> Short exercise
Copy nothing but the text: reproduce each line of the listing exactly and leave the pictures out.

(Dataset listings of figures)
* * * * * * * * *

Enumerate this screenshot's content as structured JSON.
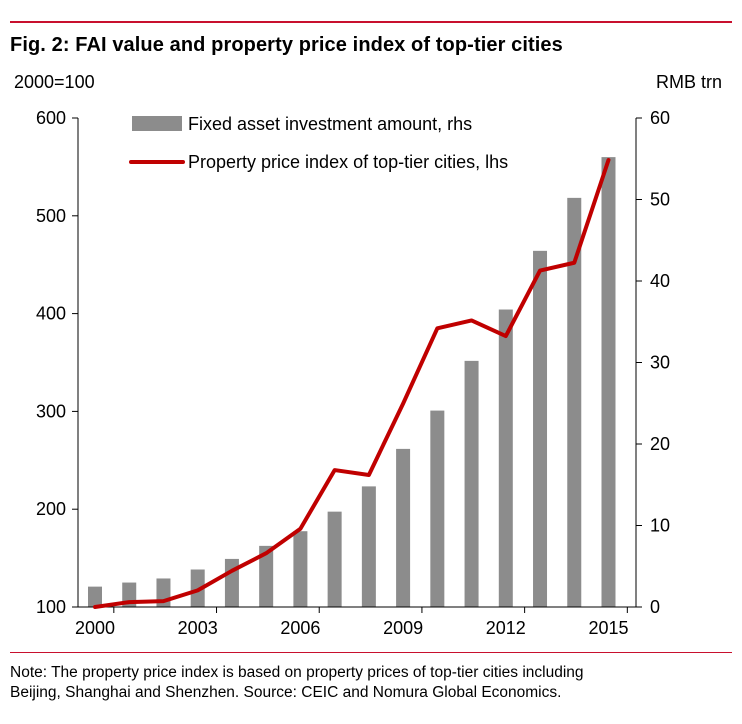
{
  "header": {
    "title": "Fig. 2: FAI value and property price index of top-tier cities",
    "left_unit": "2000=100",
    "right_unit": "RMB trn"
  },
  "note": {
    "line1": "Note: The property price index is based on property prices of top-tier cities including",
    "line2": "Beijing, Shanghai and Shenzhen. Source: CEIC and Nomura Global Economics."
  },
  "colors": {
    "rule": "#c8102e",
    "bar": "#8c8c8c",
    "line": "#c00000",
    "axis": "#000000"
  },
  "chart_data": {
    "type": "bar+line",
    "title": "Fig. 2: FAI value and property price index of top-tier cities",
    "x": [
      2000,
      2001,
      2002,
      2003,
      2004,
      2005,
      2006,
      2007,
      2008,
      2009,
      2010,
      2011,
      2012,
      2013,
      2014,
      2015
    ],
    "x_tick_labels": [
      "2000",
      "2003",
      "2006",
      "2009",
      "2012",
      "2015"
    ],
    "x_tick_values": [
      2000,
      2003,
      2006,
      2009,
      2012,
      2015
    ],
    "left_axis": {
      "label": "2000=100",
      "ylim": [
        100,
        600
      ],
      "ticks": [
        100,
        200,
        300,
        400,
        500,
        600
      ]
    },
    "right_axis": {
      "label": "RMB trn",
      "ylim": [
        0,
        60
      ],
      "ticks": [
        0,
        10,
        20,
        30,
        40,
        50,
        60
      ]
    },
    "series": [
      {
        "name": "Fixed asset investment amount, rhs",
        "type": "bar",
        "axis": "right",
        "values": [
          2.5,
          3.0,
          3.5,
          4.6,
          5.9,
          7.5,
          9.3,
          11.7,
          14.8,
          19.4,
          24.1,
          30.2,
          36.5,
          43.7,
          50.2,
          55.2
        ]
      },
      {
        "name": "Property price index of top-tier cities, lhs",
        "type": "line",
        "axis": "left",
        "values": [
          100,
          105,
          106,
          117,
          137,
          155,
          180,
          240,
          235,
          308,
          385,
          393,
          377,
          444,
          452,
          557
        ]
      }
    ],
    "legend": [
      "Fixed asset investment amount, rhs",
      "Property price index of top-tier cities, lhs"
    ],
    "legend_position": "top-left",
    "grid": false
  }
}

* * * * * * * * *

> Exercise output
Enumerate this screenshot's content as structured JSON.
{
  "header": {
    "title": "Fig. 2: FAI value and property price index of top-tier cities",
    "left_unit": "2000=100",
    "right_unit": "RMB trn"
  },
  "note": {
    "line1": "Note: The property price index is based on property prices of top-tier cities including",
    "line2": "Beijing, Shanghai and Shenzhen. Source: CEIC and Nomura Global Economics."
  },
  "colors": {
    "rule": "#c8102e",
    "bar": "#8c8c8c",
    "line": "#c00000",
    "axis": "#000000"
  },
  "chart_data": {
    "type": "bar+line",
    "title": "Fig. 2: FAI value and property price index of top-tier cities",
    "x": [
      2000,
      2001,
      2002,
      2003,
      2004,
      2005,
      2006,
      2007,
      2008,
      2009,
      2010,
      2011,
      2012,
      2013,
      2014,
      2015
    ],
    "x_tick_labels": [
      "2000",
      "2003",
      "2006",
      "2009",
      "2012",
      "2015"
    ],
    "x_tick_values": [
      2000,
      2003,
      2006,
      2009,
      2012,
      2015
    ],
    "left_axis": {
      "label": "2000=100",
      "ylim": [
        100,
        600
      ],
      "ticks": [
        100,
        200,
        300,
        400,
        500,
        600
      ]
    },
    "right_axis": {
      "label": "RMB trn",
      "ylim": [
        0,
        60
      ],
      "ticks": [
        0,
        10,
        20,
        30,
        40,
        50,
        60
      ]
    },
    "series": [
      {
        "name": "Fixed asset investment amount, rhs",
        "type": "bar",
        "axis": "right",
        "values": [
          2.5,
          3.0,
          3.5,
          4.6,
          5.9,
          7.5,
          9.3,
          11.7,
          14.8,
          19.4,
          24.1,
          30.2,
          36.5,
          43.7,
          50.2,
          55.2
        ]
      },
      {
        "name": "Property price index of top-tier cities, lhs",
        "type": "line",
        "axis": "left",
        "values": [
          100,
          105,
          106,
          117,
          137,
          155,
          180,
          240,
          235,
          308,
          385,
          393,
          377,
          444,
          452,
          557
        ]
      }
    ],
    "legend": [
      "Fixed asset investment amount, rhs",
      "Property price index of top-tier cities, lhs"
    ],
    "legend_position": "top-left",
    "grid": false
  }
}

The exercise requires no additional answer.